## begin Supplied data
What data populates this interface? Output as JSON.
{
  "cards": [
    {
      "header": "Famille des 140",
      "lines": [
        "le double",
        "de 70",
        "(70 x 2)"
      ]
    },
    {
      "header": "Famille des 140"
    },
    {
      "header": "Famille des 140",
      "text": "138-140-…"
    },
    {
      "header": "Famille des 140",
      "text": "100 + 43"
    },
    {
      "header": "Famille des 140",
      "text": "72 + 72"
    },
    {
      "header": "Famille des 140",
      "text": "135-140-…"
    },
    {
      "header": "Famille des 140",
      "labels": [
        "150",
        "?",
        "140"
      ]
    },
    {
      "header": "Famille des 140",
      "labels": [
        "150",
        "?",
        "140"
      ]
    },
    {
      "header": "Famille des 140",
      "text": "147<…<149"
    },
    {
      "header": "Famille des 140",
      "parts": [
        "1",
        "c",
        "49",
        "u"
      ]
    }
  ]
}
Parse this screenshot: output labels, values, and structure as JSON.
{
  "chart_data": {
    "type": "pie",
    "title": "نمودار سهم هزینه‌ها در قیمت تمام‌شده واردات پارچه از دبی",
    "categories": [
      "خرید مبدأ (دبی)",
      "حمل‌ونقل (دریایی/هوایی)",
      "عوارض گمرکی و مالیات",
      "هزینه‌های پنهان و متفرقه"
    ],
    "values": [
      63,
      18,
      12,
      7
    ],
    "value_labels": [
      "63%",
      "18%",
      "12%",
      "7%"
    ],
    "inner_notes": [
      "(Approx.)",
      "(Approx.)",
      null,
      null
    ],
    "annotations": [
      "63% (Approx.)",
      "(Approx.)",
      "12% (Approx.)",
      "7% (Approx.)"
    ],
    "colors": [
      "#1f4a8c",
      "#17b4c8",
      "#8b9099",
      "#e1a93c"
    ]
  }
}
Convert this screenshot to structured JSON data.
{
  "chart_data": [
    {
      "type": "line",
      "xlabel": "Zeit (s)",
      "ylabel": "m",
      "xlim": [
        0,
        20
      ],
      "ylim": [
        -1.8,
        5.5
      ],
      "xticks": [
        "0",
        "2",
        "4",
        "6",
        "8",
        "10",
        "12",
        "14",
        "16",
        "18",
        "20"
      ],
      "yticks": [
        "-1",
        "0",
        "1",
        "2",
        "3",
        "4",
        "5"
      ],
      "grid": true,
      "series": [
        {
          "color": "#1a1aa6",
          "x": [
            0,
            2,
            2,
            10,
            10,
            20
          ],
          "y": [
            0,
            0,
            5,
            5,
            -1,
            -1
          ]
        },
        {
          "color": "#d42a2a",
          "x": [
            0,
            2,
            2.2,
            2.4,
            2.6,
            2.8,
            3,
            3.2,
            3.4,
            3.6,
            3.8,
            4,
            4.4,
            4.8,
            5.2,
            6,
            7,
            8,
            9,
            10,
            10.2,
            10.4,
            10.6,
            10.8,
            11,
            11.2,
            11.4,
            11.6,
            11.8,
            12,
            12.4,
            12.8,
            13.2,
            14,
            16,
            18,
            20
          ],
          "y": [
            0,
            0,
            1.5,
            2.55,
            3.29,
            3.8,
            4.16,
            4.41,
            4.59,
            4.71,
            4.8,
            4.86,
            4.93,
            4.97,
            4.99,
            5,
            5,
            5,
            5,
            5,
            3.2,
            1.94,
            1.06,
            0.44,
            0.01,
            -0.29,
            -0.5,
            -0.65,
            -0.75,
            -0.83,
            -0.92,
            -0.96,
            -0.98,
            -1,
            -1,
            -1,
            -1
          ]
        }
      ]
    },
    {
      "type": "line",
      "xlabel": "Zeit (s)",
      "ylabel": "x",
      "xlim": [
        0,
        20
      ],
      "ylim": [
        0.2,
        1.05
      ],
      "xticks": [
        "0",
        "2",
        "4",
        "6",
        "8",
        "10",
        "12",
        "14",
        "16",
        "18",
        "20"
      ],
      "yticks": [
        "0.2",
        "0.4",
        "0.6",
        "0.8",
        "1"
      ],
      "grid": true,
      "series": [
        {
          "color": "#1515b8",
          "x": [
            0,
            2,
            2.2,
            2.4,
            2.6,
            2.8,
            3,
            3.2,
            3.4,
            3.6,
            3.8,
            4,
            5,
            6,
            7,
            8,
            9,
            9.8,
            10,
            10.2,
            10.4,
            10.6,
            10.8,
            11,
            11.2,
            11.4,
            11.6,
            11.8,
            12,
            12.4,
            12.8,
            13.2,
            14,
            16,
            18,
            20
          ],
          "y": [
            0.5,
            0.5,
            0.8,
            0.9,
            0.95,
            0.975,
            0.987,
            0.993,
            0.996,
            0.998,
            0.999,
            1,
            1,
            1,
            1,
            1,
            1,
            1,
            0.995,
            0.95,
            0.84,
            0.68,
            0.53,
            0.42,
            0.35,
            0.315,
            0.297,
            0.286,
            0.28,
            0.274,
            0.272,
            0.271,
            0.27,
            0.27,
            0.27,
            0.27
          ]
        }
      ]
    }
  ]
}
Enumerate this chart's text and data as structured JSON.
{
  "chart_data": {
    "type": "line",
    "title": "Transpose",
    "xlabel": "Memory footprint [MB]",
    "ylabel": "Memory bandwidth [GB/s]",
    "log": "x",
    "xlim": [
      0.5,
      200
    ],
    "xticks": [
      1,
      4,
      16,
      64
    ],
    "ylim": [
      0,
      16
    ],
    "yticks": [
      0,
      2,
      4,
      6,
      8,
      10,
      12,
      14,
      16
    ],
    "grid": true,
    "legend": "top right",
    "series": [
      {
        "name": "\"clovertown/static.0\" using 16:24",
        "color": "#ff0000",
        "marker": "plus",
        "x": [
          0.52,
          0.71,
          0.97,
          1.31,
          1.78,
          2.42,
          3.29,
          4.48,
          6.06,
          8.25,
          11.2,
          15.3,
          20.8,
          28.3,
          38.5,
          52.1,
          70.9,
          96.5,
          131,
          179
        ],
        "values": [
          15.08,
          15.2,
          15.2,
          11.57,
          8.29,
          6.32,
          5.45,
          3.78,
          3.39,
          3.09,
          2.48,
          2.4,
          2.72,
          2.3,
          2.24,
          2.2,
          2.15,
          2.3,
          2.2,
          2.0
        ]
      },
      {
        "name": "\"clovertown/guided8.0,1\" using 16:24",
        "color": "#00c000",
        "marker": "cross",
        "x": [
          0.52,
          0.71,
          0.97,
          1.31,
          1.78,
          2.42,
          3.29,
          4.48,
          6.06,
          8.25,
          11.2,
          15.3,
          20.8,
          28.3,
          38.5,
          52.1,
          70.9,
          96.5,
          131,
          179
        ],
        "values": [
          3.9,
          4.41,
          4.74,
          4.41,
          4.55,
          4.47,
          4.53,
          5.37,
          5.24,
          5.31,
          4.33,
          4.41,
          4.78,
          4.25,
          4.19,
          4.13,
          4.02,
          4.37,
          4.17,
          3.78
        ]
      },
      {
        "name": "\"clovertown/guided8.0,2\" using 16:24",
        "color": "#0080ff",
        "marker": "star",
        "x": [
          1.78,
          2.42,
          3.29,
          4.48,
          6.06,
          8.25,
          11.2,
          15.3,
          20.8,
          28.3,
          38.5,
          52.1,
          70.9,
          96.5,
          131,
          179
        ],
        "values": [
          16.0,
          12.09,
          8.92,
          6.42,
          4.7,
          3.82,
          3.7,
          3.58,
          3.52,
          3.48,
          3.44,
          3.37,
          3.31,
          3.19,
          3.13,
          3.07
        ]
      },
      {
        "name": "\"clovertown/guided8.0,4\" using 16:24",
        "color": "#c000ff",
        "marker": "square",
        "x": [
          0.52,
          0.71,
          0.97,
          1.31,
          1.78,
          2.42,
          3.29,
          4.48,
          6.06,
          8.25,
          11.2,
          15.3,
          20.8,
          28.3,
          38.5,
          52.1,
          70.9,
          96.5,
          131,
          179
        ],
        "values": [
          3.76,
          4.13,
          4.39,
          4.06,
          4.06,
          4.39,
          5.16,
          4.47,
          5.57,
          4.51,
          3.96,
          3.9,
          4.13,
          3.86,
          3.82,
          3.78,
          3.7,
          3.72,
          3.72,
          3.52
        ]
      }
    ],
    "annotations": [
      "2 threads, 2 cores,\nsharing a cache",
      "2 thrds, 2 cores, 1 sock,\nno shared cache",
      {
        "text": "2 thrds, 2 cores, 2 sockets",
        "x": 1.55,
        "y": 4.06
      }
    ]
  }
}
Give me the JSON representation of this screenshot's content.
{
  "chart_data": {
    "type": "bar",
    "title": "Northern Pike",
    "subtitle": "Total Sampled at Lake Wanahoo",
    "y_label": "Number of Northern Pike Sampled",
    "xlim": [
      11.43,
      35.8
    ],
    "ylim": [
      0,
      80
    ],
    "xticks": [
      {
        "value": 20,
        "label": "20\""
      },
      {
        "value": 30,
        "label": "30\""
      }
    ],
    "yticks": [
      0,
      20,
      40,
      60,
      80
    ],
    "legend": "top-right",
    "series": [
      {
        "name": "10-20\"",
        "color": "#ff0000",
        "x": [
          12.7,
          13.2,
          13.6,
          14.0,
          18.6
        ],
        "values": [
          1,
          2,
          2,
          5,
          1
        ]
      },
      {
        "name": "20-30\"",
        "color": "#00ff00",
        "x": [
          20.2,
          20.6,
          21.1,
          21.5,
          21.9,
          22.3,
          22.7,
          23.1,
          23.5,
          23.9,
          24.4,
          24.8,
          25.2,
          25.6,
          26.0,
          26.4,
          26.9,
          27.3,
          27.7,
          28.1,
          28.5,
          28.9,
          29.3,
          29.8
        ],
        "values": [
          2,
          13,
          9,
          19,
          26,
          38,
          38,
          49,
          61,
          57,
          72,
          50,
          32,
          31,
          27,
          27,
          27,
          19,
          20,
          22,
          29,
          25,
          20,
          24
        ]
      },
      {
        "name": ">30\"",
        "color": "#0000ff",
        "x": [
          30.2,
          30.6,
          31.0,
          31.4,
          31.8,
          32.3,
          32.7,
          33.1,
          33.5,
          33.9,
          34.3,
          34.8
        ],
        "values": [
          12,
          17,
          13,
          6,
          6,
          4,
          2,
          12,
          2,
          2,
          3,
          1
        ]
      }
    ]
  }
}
## end Supplied data
» **Required task**:
Give the count of lines in the records that contain "cache", and no other text.

» **Task answer**:
2